:: Task statement ::
Quote the records below in full, exactly as given, with the images taken out.
━━━━━ Records provided ━━━━━
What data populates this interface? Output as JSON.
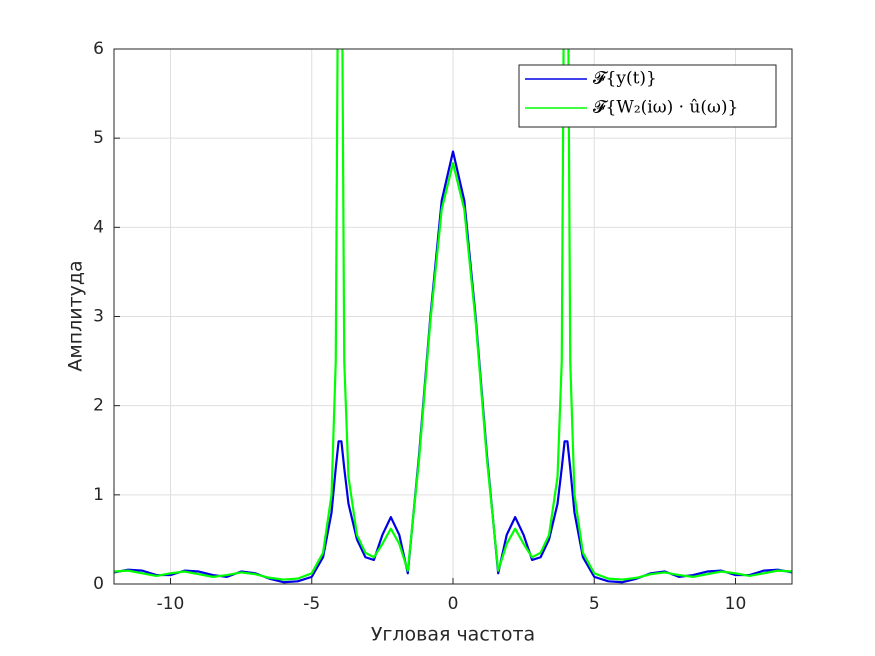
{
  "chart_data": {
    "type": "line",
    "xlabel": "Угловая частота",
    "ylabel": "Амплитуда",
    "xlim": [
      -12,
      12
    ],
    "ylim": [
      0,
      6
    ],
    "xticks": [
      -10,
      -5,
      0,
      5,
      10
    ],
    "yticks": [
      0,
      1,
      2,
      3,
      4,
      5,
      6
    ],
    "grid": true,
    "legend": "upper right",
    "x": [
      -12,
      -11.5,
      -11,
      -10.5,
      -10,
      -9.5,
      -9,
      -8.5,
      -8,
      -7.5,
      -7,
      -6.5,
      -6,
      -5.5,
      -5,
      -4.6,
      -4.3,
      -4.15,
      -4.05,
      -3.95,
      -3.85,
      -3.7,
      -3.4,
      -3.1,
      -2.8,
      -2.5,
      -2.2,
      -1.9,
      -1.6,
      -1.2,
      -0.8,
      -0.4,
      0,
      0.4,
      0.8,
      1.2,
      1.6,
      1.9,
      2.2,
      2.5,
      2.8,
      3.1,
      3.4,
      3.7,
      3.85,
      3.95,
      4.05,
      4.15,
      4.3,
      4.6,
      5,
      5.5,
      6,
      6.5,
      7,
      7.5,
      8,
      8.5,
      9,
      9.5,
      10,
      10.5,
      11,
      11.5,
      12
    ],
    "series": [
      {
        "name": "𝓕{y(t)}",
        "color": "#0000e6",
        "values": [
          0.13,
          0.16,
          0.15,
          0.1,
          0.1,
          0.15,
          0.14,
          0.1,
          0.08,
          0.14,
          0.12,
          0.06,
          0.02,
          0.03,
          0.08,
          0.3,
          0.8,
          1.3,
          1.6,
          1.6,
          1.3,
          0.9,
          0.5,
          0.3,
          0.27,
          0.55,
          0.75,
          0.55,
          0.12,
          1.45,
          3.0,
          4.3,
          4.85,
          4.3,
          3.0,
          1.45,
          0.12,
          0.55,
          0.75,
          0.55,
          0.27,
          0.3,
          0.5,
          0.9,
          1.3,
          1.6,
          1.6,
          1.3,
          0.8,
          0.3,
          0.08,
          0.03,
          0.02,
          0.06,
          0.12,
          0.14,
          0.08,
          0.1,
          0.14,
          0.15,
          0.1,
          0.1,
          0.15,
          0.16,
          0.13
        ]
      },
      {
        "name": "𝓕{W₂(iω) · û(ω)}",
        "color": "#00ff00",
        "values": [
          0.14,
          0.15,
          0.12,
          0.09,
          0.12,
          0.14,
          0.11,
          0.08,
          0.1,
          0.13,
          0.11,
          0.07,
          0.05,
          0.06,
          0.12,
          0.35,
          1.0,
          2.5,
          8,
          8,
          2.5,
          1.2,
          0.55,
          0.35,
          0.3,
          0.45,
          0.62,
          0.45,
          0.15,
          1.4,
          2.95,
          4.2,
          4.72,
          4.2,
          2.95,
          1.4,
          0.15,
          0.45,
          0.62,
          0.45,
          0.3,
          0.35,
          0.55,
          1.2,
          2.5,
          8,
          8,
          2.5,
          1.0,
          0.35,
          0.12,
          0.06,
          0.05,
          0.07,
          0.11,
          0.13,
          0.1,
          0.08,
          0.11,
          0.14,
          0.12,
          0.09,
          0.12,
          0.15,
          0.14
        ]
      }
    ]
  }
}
━━━━━
:: Solution to the problem ::
What data populates this interface? Output as JSON.
{
  "chart_data": {
    "type": "line",
    "xlabel": "Угловая частота",
    "ylabel": "Амплитуда",
    "xlim": [
      -12,
      12
    ],
    "ylim": [
      0,
      6
    ],
    "xticks": [
      -10,
      -5,
      0,
      5,
      10
    ],
    "yticks": [
      0,
      1,
      2,
      3,
      4,
      5,
      6
    ],
    "grid": true,
    "legend": "upper right",
    "x": [
      -12,
      -11.5,
      -11,
      -10.5,
      -10,
      -9.5,
      -9,
      -8.5,
      -8,
      -7.5,
      -7,
      -6.5,
      -6,
      -5.5,
      -5,
      -4.6,
      -4.3,
      -4.15,
      -4.05,
      -3.95,
      -3.85,
      -3.7,
      -3.4,
      -3.1,
      -2.8,
      -2.5,
      -2.2,
      -1.9,
      -1.6,
      -1.2,
      -0.8,
      -0.4,
      0,
      0.4,
      0.8,
      1.2,
      1.6,
      1.9,
      2.2,
      2.5,
      2.8,
      3.1,
      3.4,
      3.7,
      3.85,
      3.95,
      4.05,
      4.15,
      4.3,
      4.6,
      5,
      5.5,
      6,
      6.5,
      7,
      7.5,
      8,
      8.5,
      9,
      9.5,
      10,
      10.5,
      11,
      11.5,
      12
    ],
    "series": [
      {
        "name": "𝓕{y(t)}",
        "color": "#0000e6",
        "values": [
          0.13,
          0.16,
          0.15,
          0.1,
          0.1,
          0.15,
          0.14,
          0.1,
          0.08,
          0.14,
          0.12,
          0.06,
          0.02,
          0.03,
          0.08,
          0.3,
          0.8,
          1.3,
          1.6,
          1.6,
          1.3,
          0.9,
          0.5,
          0.3,
          0.27,
          0.55,
          0.75,
          0.55,
          0.12,
          1.45,
          3.0,
          4.3,
          4.85,
          4.3,
          3.0,
          1.45,
          0.12,
          0.55,
          0.75,
          0.55,
          0.27,
          0.3,
          0.5,
          0.9,
          1.3,
          1.6,
          1.6,
          1.3,
          0.8,
          0.3,
          0.08,
          0.03,
          0.02,
          0.06,
          0.12,
          0.14,
          0.08,
          0.1,
          0.14,
          0.15,
          0.1,
          0.1,
          0.15,
          0.16,
          0.13
        ]
      },
      {
        "name": "𝓕{W₂(iω) · û(ω)}",
        "color": "#00ff00",
        "values": [
          0.14,
          0.15,
          0.12,
          0.09,
          0.12,
          0.14,
          0.11,
          0.08,
          0.1,
          0.13,
          0.11,
          0.07,
          0.05,
          0.06,
          0.12,
          0.35,
          1.0,
          2.5,
          8,
          8,
          2.5,
          1.2,
          0.55,
          0.35,
          0.3,
          0.45,
          0.62,
          0.45,
          0.15,
          1.4,
          2.95,
          4.2,
          4.72,
          4.2,
          2.95,
          1.4,
          0.15,
          0.45,
          0.62,
          0.45,
          0.3,
          0.35,
          0.55,
          1.2,
          2.5,
          8,
          8,
          2.5,
          1.0,
          0.35,
          0.12,
          0.06,
          0.05,
          0.07,
          0.11,
          0.13,
          0.1,
          0.08,
          0.11,
          0.14,
          0.12,
          0.09,
          0.12,
          0.15,
          0.14
        ]
      }
    ]
  }
}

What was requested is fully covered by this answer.